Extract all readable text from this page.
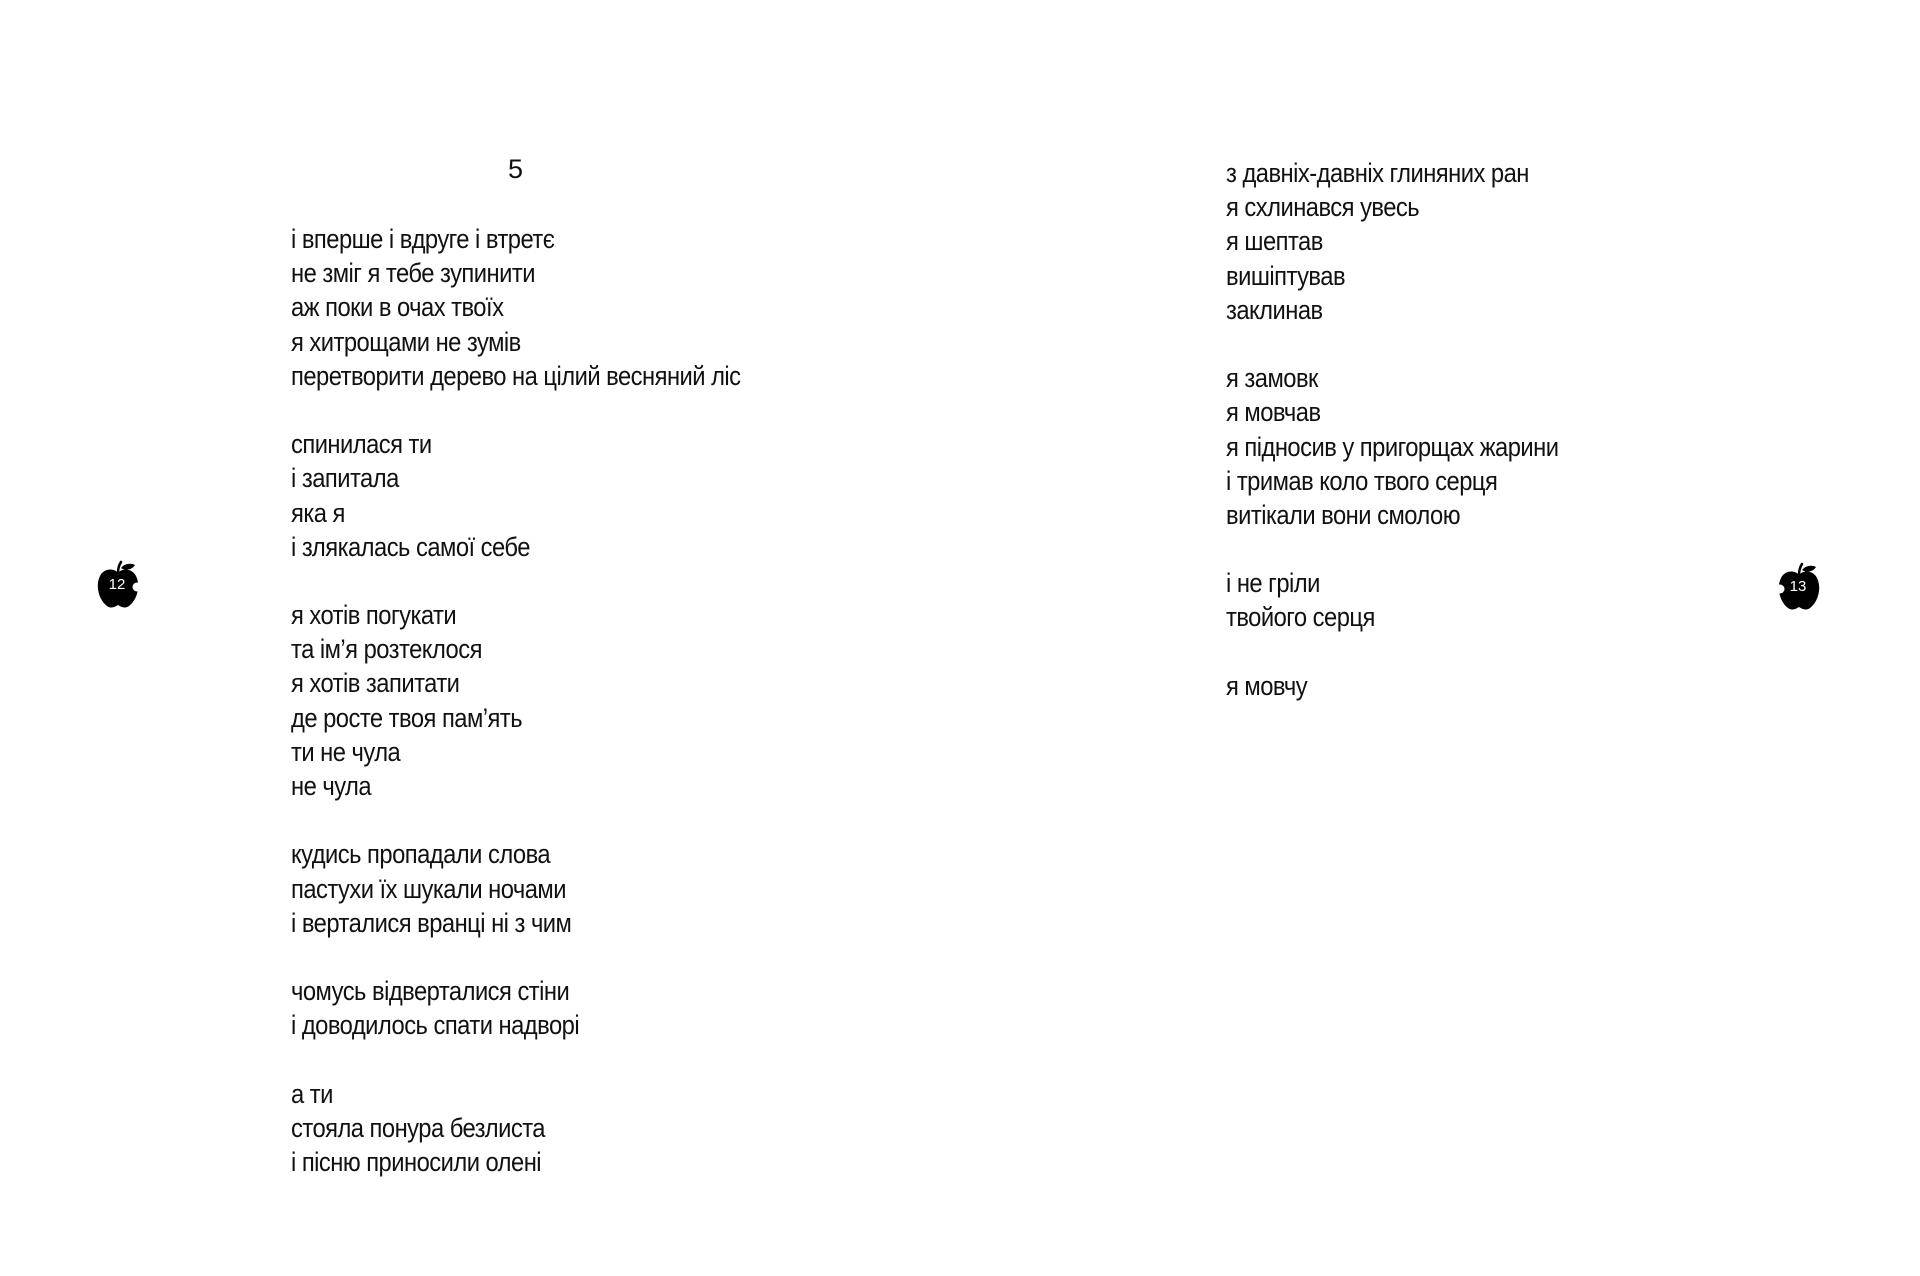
5
і вперше і вдруге і втретє
не зміг я тебе зупинити
аж поки в очах твоїх
я хитрощами не зумів
перетворити дерево на цілий весняний ліс
спинилася ти
і запитала
яка я
і злякалась самої себе
я хотів погукати
та ім’я розтеклося
я хотів запитати
де росте твоя пам’ять
ти не чула
не чула
кудись пропадали слова
пастухи їх шукали ночами
і верталися вранці ні з чим
чомусь відверталися стіни
і доводилось спати надворі
а ти
стояла понура безлиста
і пісню приносили олені
з давніх-давніх глиняних ран
я схлинався увесь
я шептав
вишіптував
заклинав
я замовк
я мовчав
я підносив у пригорщах жарини
і тримав коло твого серця
витікали вони смолою
і не гріли
твойого серця
я мовчу
12	13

+===+

Stated task. Gather every line from the entries above where the word "серця" appears, and copy them.

Solution to this problem.
і тримав коло твого серця
твойого серця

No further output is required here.